start TASK MATERIAL

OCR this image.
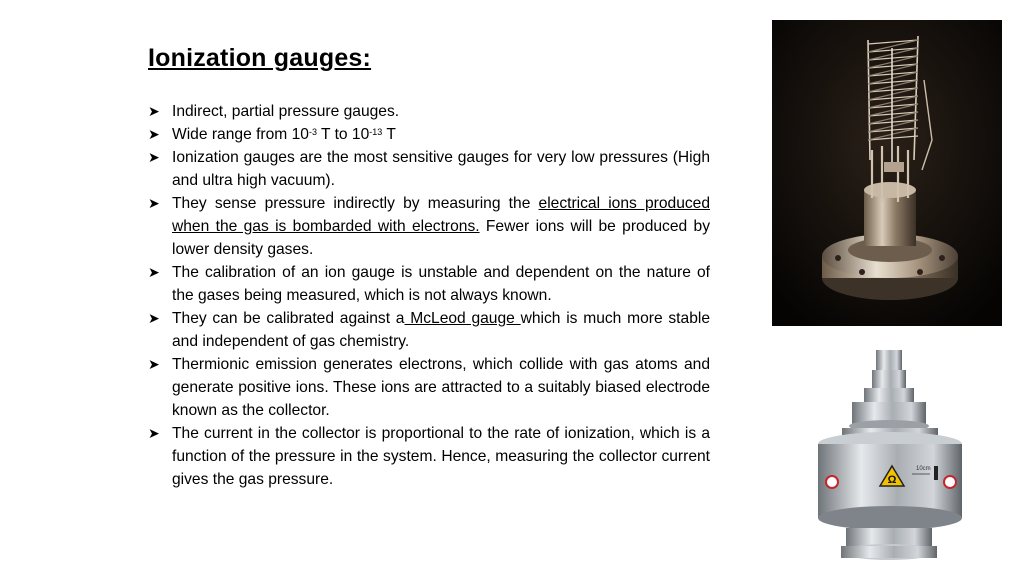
Ionization gauges:
➤ Indirect, partial pressure gauges.
➤ Wide range from $10^{-3}$ T to $10^{-13}$ T
➤ Ionization gauges are the most sensitive gauges for very low pressures (High and ultra high vacuum).
➤ They sense pressure indirectly by measuring the electrical ions produced when the gas is bombarded with electrons. Fewer ions will be produced by lower density gases.
➤ The calibration of an ion gauge is unstable and dependent on the nature of the gases being measured, which is not always known.
➤ They can be calibrated against a McLeod gauge which is much more stable and independent of gas chemistry.
➤ Thermionic emission generates electrons, which collide with gas atoms and generate positive ions. These ions are attracted to a suitably biased electrode known as the collector.
➤ The current in the collector is proportional to the rate of ionization, which is a function of the pressure in the system. Hence, measuring the collector current gives the gas pressure.	Ω
10cm
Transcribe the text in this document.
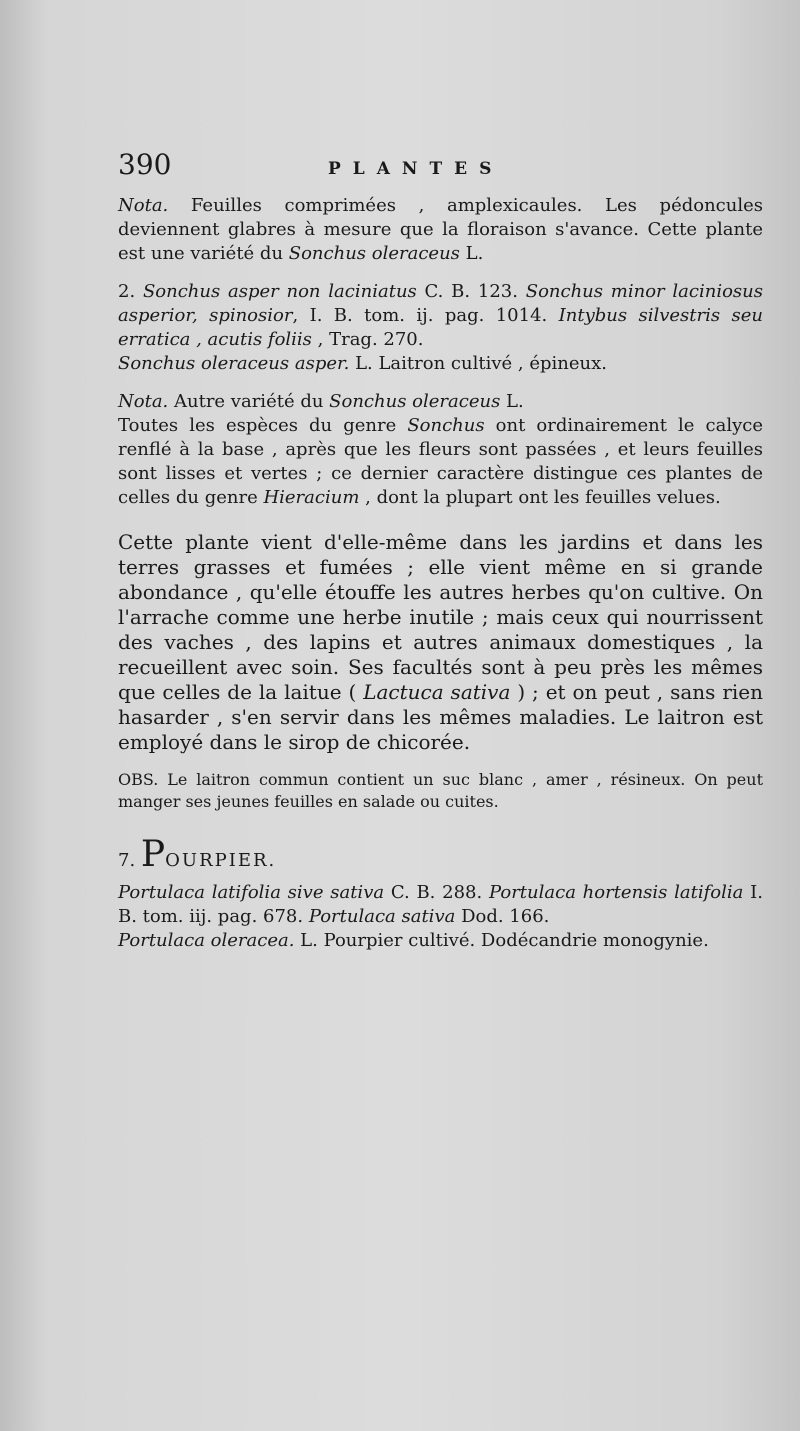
390	PLANTES

Nota. Feuilles comprimées , amplexicaules. Les pédoncules deviennent glabres à mesure que la floraison s'avance. Cette plante est une variété du Sonchus oleraceus L.

2. Sonchus asper non laciniatus C. B. 123. Sonchus minor laciniosus asperior, spinosior, I. B. tom. ij. pag. 1014. Intybus silvestris seu erratica , acutis foliis , Trag. 270.

Sonchus oleraceus asper. L. Laitron cultivé , épineux.

Nota. Autre variété du Sonchus oleraceus L.

Toutes les espèces du genre Sonchus ont ordinairement le calyce renflé à la base , après que les fleurs sont passées , et leurs feuilles sont lisses et vertes ; ce dernier caractère distingue ces plantes de celles du genre Hieracium , dont la plupart ont les feuilles velues.

Cette plante vient d'elle-même dans les jardins et dans les terres grasses et fumées ; elle vient même en si grande abondance , qu'elle étouffe les autres herbes qu'on cultive. On l'arrache comme une herbe inutile ; mais ceux qui nourrissent des vaches , des lapins et autres animaux domestiques , la recueillent avec soin. Ses facultés sont à peu près les mêmes que celles de la laitue ( Lactuca sativa ) ; et on peut , sans rien hasarder , s'en servir dans les mêmes maladies. Le laitron est employé dans le sirop de chicorée.

OBS. Le laitron commun contient un suc blanc , amer , résineux. On peut manger ses jeunes feuilles en salade ou cuites.

7. POURPIER.

Portulaca latifolia sive sativa C. B. 288. Portulaca hortensis latifolia I. B. tom. iij. pag. 678. Portulaca sativa Dod. 166.

Portulaca oleracea. L. Pourpier cultivé. Dodécandrie monogynie.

end TASK MATERIAL

THE PROBLEM –
Keep only the lines that hold the string "ions", and copy them out.

RESPONSE –
➤ They sense pressure indirectly by measuring the electrical ions produced when the gas is bombarded with electrons. Fewer ions will be produced by lower density gases.
➤ Thermionic emission generates electrons, which collide with gas atoms and generate positive ions. These ions are attracted to a suitably biased electrode known as the collector.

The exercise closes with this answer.